* Begin *

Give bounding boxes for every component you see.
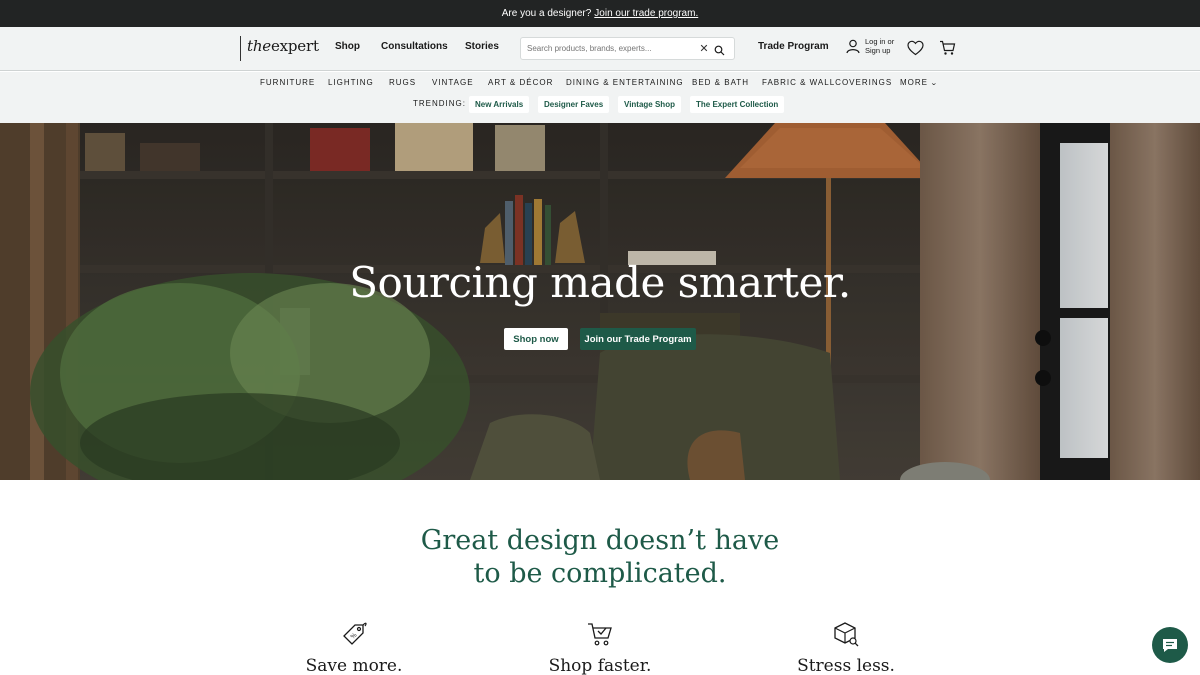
category-art-decor[interactable]: ART & DÉCOR [488, 78, 553, 87]
hero-title: Sourcing made smarter. [349, 258, 851, 307]
login-text: Log in or [865, 37, 895, 46]
search-box: ✕ [520, 37, 735, 60]
trending-chip-vintage-shop[interactable]: Vintage Shop [618, 96, 681, 113]
logo-the: the [247, 37, 271, 55]
value-prop-save: % Save more. [234, 620, 474, 675]
account-text: Log in or Sign up [865, 37, 894, 55]
heart-icon[interactable] [907, 40, 924, 56]
announcement-text: Are you a designer? [501, 8, 592, 19]
category-lighting[interactable]: LIGHTING [328, 78, 374, 87]
trending-chip-new-arrivals[interactable]: New Arrivals [469, 96, 530, 113]
logo-expert: expert [270, 37, 319, 55]
join-trade-program-button[interactable]: Join our Trade Program [580, 328, 696, 350]
nav-shop[interactable]: Shop [335, 41, 360, 52]
logo-divider [240, 36, 241, 61]
category-rugs[interactable]: RUGS [389, 78, 416, 87]
more-label: MORE [900, 78, 928, 87]
category-furniture[interactable]: FURNITURE [260, 78, 315, 87]
price-tag-icon: % [343, 622, 367, 645]
headline-line-2: to be complicated. [473, 558, 727, 589]
clear-icon[interactable]: ✕ [699, 42, 709, 55]
account-button[interactable]: Log in or Sign up [846, 37, 894, 55]
search-icon[interactable] [714, 43, 725, 56]
cart-check-icon [588, 623, 612, 646]
trending-chip-designer-faves[interactable]: Designer Faves [538, 96, 610, 113]
cart-icon[interactable] [939, 40, 956, 56]
signup-text: Sign up [865, 46, 891, 55]
trade-program-nav[interactable]: Trade Program [758, 41, 829, 52]
chat-icon [1163, 638, 1177, 652]
shop-now-button[interactable]: Shop now [504, 328, 568, 350]
headline-line-1: Great design doesn’t have [420, 525, 780, 556]
nav-consultations[interactable]: Consultations [381, 41, 448, 52]
chevron-down-icon: ⌄ [930, 80, 940, 87]
category-more[interactable]: MORE ⌄ [900, 78, 938, 87]
nav-stories[interactable]: Stories [465, 41, 499, 52]
value-prop-save-label: Save more. [305, 656, 403, 675]
hero-banner: Sourcing made smarter. Shop now Join our… [0, 123, 1200, 480]
search-input[interactable] [527, 44, 695, 53]
value-headline: Great design doesn’t have to be complica… [0, 524, 1200, 590]
box-search-icon [834, 622, 859, 647]
category-nav: FURNITURE LIGHTING RUGS VINTAGE ART & DÉ… [0, 72, 1200, 123]
user-icon [846, 39, 860, 53]
value-prop-stress-label: Stress less. [797, 656, 895, 675]
announcement-bar: Are you a designer? Join our trade progr… [0, 0, 1200, 27]
value-prop-shop-label: Shop faster. [548, 656, 652, 675]
site-logo[interactable]: theexpert [247, 37, 319, 55]
value-prop-stress: Stress less. [726, 620, 966, 675]
trending-label: TRENDING: [413, 99, 466, 108]
category-bed-bath[interactable]: BED & BATH [692, 78, 749, 87]
category-vintage[interactable]: VINTAGE [432, 78, 474, 87]
category-fabric[interactable]: FABRIC & WALLCOVERINGS [762, 78, 892, 87]
site-header: theexpert Shop Consultations Stories ✕ T… [0, 27, 1200, 71]
trade-program-link[interactable]: Join our trade program. [594, 8, 698, 19]
category-dining[interactable]: DINING & ENTERTAINING [566, 78, 684, 87]
value-prop-shop: Shop faster. [480, 620, 720, 675]
trending-chip-expert-collection[interactable]: The Expert Collection [690, 96, 785, 113]
chat-button[interactable] [1152, 627, 1188, 663]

* End *

== SHORT TASK ==
Render every line of the records above as a numbered list, skipping blank lines and omitting the pictures.

== EXERCISE RESPONSE ==
1. Give bounding boxes for every component you see.
2. category-art-decor[interactable]: ART & DÉCOR [488, 78, 553, 87]
3. hero-title: Sourcing made smarter. [349, 258, 851, 307]
4. login-text: Log in or [865, 37, 895, 46]
5. search-box: ✕ [520, 37, 735, 60]
6. trending-chip-vintage-shop[interactable]: Vintage Shop [618, 96, 681, 113]
7. logo-the: the [247, 37, 271, 55]
8. value-prop-save: % Save more. [234, 620, 474, 675]
9. account-text: Log in or Sign up [865, 37, 894, 55]
10. heart-icon[interactable] [907, 40, 924, 56]
11. announcement-text: Are you a designer? [501, 8, 592, 19]
12. category-lighting[interactable]: LIGHTING [328, 78, 374, 87]
13. trending-chip-new-arrivals[interactable]: New Arrivals [469, 96, 530, 113]
14. logo-expert: expert [270, 37, 319, 55]
15. join-trade-program-button[interactable]: Join our Trade Program [580, 328, 696, 350]
16. nav-shop[interactable]: Shop [335, 41, 360, 52]
17. logo-divider [240, 36, 241, 61]
18. category-rugs[interactable]: RUGS [389, 78, 416, 87]
19. more-label: MORE [900, 78, 928, 87]
20. category-furniture[interactable]: FURNITURE [260, 78, 315, 87]
21. price-tag-icon: % [343, 622, 367, 645]
22. headline-line-2: to be complicated. [473, 558, 727, 589]
23. clear-icon[interactable]: ✕ [699, 42, 709, 55]
24. account-button[interactable]: Log in or Sign up [846, 37, 894, 55]
25. search-icon[interactable] [714, 43, 725, 56]
26. cart-check-icon [588, 623, 612, 646]
27. trending-chip-designer-faves[interactable]: Designer Faves [538, 96, 610, 113]
28. cart-icon[interactable] [939, 40, 956, 56]
29. signup-text: Sign up [865, 46, 891, 55]
30. trade-program-nav[interactable]: Trade Program [758, 41, 829, 52]
31. chat-icon [1163, 638, 1177, 652]
32. shop-now-button[interactable]: Shop now [504, 328, 568, 350]
33. headline-line-1: Great design doesn’t have [420, 525, 780, 556]
34. nav-consultations[interactable]: Consultations [381, 41, 448, 52]
35. chevron-down-icon: ⌄ [930, 80, 940, 87]
36. category-more[interactable]: MORE ⌄ [900, 78, 938, 87]
37. nav-stories[interactable]: Stories [465, 41, 499, 52]
38. value-prop-save-label: Save more. [305, 656, 403, 675]
39. hero-banner: Sourcing made smarter. Shop now Join our… [0, 123, 1200, 480]
40. search-input[interactable] [527, 44, 695, 53]
41. value-headline: Great design doesn’t have to be complica… [0, 524, 1200, 590]
42. box-search-icon [834, 622, 859, 647]
43. category-nav: FURNITURE LIGHTING RUGS VINTAGE ART & DÉ… [0, 72, 1200, 123]
44. user-icon [846, 39, 860, 53]
45. value-prop-stress-label: Stress less. [797, 656, 895, 675]
46. announcement-bar: Are you a designer? Join our trade progr… [0, 0, 1200, 27]
47. value-prop-shop-label: Shop faster. [548, 656, 652, 675]
48. site-logo[interactable]: theexpert [247, 37, 319, 55]
49. value-prop-stress: Stress less. [726, 620, 966, 675]
50. trending-label: TRENDING: [413, 99, 466, 108]
51. category-bed-bath[interactable]: BED & BATH [692, 78, 749, 87]
52. category-vintage[interactable]: VINTAGE [432, 78, 474, 87]
53. category-fabric[interactable]: FABRIC & WALLCOVERINGS [762, 78, 892, 87]
54. site-header: theexpert Shop Consultations Stories ✕ T… [0, 27, 1200, 71]
55. trade-program-link[interactable]: Join our trade program. [594, 8, 698, 19]
56. category-dining[interactable]: DINING & ENTERTAINING [566, 78, 684, 87]
57. value-prop-shop: Shop faster. [480, 620, 720, 675]
58. trending-chip-expert-collection[interactable]: The Expert Collection [690, 96, 785, 113]
59. chat-button[interactable] [1152, 627, 1188, 663]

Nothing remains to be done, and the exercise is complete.